[Start of RECORDS PROVIDED]

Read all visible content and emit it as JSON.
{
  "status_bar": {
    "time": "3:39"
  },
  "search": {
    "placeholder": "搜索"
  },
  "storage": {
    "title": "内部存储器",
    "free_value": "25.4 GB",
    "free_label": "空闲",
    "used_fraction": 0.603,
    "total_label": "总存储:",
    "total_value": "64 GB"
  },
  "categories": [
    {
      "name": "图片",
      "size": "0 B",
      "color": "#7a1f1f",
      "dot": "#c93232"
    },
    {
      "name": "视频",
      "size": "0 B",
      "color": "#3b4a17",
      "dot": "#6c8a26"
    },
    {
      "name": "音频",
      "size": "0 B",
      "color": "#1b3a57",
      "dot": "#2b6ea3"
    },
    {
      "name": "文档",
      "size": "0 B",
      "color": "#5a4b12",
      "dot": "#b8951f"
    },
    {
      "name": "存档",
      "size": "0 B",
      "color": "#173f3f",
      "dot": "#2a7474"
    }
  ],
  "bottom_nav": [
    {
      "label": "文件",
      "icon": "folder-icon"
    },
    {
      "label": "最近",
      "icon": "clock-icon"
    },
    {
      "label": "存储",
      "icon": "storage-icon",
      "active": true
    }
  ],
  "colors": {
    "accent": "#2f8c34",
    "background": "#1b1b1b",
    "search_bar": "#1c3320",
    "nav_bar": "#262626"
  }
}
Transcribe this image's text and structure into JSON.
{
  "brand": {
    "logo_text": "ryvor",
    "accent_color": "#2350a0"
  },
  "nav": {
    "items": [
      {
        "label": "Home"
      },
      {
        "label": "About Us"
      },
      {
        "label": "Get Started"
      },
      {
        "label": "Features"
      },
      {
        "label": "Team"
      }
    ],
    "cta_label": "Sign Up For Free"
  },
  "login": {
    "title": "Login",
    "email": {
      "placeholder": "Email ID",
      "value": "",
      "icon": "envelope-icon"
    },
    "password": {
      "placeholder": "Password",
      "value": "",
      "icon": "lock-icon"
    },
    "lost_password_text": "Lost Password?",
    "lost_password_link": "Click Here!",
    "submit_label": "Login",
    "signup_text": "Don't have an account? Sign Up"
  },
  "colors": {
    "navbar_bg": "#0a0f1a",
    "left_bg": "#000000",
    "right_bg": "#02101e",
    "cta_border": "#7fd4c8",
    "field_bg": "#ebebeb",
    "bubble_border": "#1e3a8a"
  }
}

[End of RECORDS PROVIDED]

== YOUR TASK ==
Copy the records above exactly as they appear.

== EXERCISE ANSWER ==
Read all visible content and emit it as JSON.
{
  "status_bar": {
    "time": "3:39"
  },
  "search": {
    "placeholder": "搜索"
  },
  "storage": {
    "title": "内部存储器",
    "free_value": "25.4 GB",
    "free_label": "空闲",
    "used_fraction": 0.603,
    "total_label": "总存储:",
    "total_value": "64 GB"
  },
  "categories": [
    {
      "name": "图片",
      "size": "0 B",
      "color": "#7a1f1f",
      "dot": "#c93232"
    },
    {
      "name": "视频",
      "size": "0 B",
      "color": "#3b4a17",
      "dot": "#6c8a26"
    },
    {
      "name": "音频",
      "size": "0 B",
      "color": "#1b3a57",
      "dot": "#2b6ea3"
    },
    {
      "name": "文档",
      "size": "0 B",
      "color": "#5a4b12",
      "dot": "#b8951f"
    },
    {
      "name": "存档",
      "size": "0 B",
      "color": "#173f3f",
      "dot": "#2a7474"
    }
  ],
  "bottom_nav": [
    {
      "label": "文件",
      "icon": "folder-icon"
    },
    {
      "label": "最近",
      "icon": "clock-icon"
    },
    {
      "label": "存储",
      "icon": "storage-icon",
      "active": true
    }
  ],
  "colors": {
    "accent": "#2f8c34",
    "background": "#1b1b1b",
    "search_bar": "#1c3320",
    "nav_bar": "#262626"
  }
}
Transcribe this image's text and structure into JSON.
{
  "brand": {
    "logo_text": "ryvor",
    "accent_color": "#2350a0"
  },
  "nav": {
    "items": [
      {
        "label": "Home"
      },
      {
        "label": "About Us"
      },
      {
        "label": "Get Started"
      },
      {
        "label": "Features"
      },
      {
        "label": "Team"
      }
    ],
    "cta_label": "Sign Up For Free"
  },
  "login": {
    "title": "Login",
    "email": {
      "placeholder": "Email ID",
      "value": "",
      "icon": "envelope-icon"
    },
    "password": {
      "placeholder": "Password",
      "value": "",
      "icon": "lock-icon"
    },
    "lost_password_text": "Lost Password?",
    "lost_password_link": "Click Here!",
    "submit_label": "Login",
    "signup_text": "Don't have an account? Sign Up"
  },
  "colors": {
    "navbar_bg": "#0a0f1a",
    "left_bg": "#000000",
    "right_bg": "#02101e",
    "cta_border": "#7fd4c8",
    "field_bg": "#ebebeb",
    "bubble_border": "#1e3a8a"
  }
}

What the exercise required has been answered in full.